**Stored data:**
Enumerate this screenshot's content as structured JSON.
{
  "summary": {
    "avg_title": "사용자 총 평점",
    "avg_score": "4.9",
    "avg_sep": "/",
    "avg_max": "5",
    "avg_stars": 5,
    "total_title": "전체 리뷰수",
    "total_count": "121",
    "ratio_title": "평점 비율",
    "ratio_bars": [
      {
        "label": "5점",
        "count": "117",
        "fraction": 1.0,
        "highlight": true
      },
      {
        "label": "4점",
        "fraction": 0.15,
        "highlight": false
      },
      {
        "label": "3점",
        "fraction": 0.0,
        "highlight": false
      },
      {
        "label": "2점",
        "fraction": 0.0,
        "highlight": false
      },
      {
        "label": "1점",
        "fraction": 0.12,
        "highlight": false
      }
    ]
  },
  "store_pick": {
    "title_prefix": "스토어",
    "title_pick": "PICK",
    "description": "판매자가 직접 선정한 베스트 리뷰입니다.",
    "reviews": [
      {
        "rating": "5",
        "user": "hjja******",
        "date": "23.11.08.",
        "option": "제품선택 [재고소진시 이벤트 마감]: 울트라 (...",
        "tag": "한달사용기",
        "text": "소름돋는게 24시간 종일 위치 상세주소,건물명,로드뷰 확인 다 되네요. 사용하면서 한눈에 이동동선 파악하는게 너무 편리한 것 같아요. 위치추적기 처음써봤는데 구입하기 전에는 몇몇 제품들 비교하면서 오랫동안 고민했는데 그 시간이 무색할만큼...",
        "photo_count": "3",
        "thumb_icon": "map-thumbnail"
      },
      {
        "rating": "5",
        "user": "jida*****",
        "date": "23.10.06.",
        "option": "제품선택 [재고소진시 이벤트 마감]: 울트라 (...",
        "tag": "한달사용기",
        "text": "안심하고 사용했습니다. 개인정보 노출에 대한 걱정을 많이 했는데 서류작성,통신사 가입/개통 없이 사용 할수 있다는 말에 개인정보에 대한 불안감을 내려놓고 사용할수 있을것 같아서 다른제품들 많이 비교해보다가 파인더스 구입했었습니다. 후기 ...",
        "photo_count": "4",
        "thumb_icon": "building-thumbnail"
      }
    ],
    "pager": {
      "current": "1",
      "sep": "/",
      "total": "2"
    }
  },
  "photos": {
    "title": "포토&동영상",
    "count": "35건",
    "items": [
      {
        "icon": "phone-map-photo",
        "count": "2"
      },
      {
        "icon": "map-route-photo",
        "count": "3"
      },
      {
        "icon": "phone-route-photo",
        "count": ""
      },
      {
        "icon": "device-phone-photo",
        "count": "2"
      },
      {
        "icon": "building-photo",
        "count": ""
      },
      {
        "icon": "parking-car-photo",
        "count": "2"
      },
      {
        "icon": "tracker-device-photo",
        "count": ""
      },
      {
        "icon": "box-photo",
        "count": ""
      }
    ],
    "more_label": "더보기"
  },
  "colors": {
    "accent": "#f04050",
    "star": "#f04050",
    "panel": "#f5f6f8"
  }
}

...

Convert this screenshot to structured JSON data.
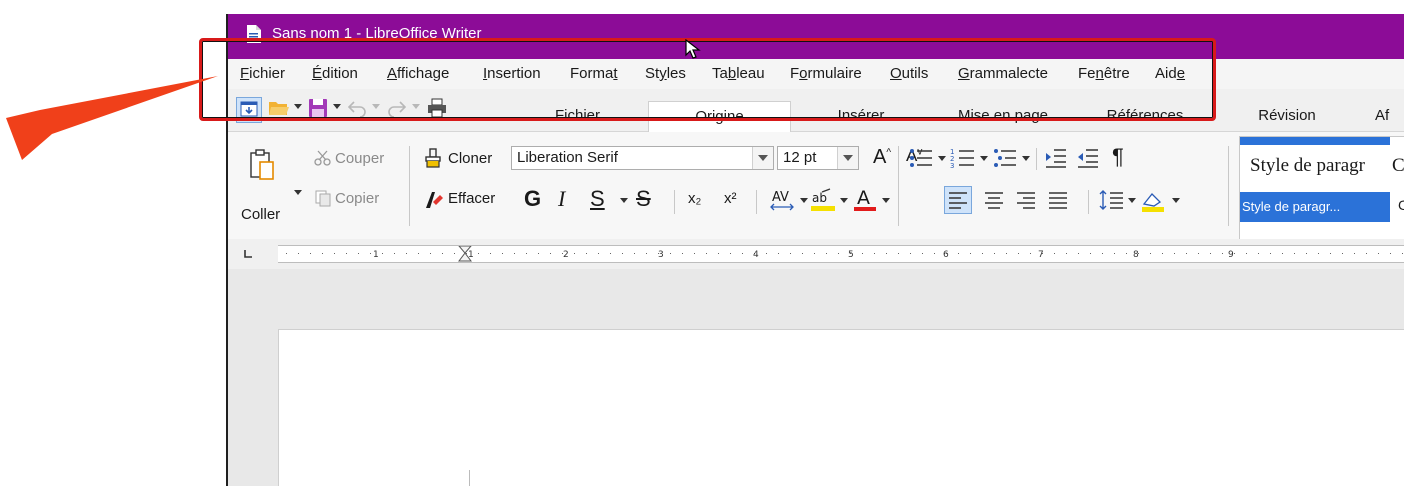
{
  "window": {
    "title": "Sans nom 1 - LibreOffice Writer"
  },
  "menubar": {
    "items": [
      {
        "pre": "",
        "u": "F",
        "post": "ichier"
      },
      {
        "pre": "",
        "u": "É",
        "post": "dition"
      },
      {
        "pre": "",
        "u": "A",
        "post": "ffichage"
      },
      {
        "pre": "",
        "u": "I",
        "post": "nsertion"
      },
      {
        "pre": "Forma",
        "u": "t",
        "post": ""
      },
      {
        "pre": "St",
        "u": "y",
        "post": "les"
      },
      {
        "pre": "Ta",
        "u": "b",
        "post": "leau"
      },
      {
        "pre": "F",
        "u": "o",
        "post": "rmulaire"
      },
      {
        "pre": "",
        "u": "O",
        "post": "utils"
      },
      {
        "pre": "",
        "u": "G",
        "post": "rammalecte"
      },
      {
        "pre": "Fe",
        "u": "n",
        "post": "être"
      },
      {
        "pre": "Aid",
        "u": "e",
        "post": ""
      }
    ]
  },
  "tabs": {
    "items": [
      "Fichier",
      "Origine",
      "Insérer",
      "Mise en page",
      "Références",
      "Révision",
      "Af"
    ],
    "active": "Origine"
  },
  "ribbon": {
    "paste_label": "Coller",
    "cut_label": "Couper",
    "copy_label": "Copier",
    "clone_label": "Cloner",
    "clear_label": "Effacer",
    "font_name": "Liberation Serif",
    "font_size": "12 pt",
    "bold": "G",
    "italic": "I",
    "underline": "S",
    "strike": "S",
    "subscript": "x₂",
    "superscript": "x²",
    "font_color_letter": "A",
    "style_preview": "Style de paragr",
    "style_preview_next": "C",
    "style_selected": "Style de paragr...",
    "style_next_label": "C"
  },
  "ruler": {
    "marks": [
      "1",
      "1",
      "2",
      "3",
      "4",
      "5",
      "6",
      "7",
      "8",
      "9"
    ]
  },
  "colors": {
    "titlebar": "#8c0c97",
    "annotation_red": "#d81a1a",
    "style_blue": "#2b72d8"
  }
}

...

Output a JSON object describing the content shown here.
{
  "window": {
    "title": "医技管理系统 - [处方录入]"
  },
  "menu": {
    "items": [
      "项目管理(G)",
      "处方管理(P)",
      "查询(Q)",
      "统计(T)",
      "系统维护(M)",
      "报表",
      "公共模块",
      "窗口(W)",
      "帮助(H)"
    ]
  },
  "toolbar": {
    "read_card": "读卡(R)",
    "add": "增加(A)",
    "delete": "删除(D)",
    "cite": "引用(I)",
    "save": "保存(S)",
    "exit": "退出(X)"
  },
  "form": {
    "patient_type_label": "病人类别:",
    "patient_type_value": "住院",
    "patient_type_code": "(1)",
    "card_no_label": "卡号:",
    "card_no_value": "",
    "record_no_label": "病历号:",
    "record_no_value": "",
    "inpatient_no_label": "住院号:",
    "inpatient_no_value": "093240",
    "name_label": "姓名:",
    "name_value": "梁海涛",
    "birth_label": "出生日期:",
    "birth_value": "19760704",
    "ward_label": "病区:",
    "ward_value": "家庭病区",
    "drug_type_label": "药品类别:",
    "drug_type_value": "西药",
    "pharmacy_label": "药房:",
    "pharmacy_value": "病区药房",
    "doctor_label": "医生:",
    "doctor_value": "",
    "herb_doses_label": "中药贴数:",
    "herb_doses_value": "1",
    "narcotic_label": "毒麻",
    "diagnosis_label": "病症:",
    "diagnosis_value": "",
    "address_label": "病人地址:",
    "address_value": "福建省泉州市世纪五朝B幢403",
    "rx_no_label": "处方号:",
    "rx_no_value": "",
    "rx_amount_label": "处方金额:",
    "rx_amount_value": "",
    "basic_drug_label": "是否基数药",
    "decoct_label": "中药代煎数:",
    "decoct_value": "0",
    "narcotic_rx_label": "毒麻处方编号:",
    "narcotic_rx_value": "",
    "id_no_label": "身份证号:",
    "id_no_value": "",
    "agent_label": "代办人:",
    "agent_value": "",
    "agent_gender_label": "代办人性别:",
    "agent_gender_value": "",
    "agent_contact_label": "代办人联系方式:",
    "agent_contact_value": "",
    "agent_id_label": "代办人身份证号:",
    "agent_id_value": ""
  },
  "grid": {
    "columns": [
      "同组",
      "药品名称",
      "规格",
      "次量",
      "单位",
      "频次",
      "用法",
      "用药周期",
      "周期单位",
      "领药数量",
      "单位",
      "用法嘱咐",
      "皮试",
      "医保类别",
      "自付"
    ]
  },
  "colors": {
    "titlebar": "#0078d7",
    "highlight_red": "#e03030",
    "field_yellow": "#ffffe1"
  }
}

**Exercise task:**
Which lines contain "JSON"? Show each of them.

**Complete output:**
Enumerate this screenshot's content as structured JSON.
Convert this screenshot to structured JSON data.
Output a JSON object describing the content shown here.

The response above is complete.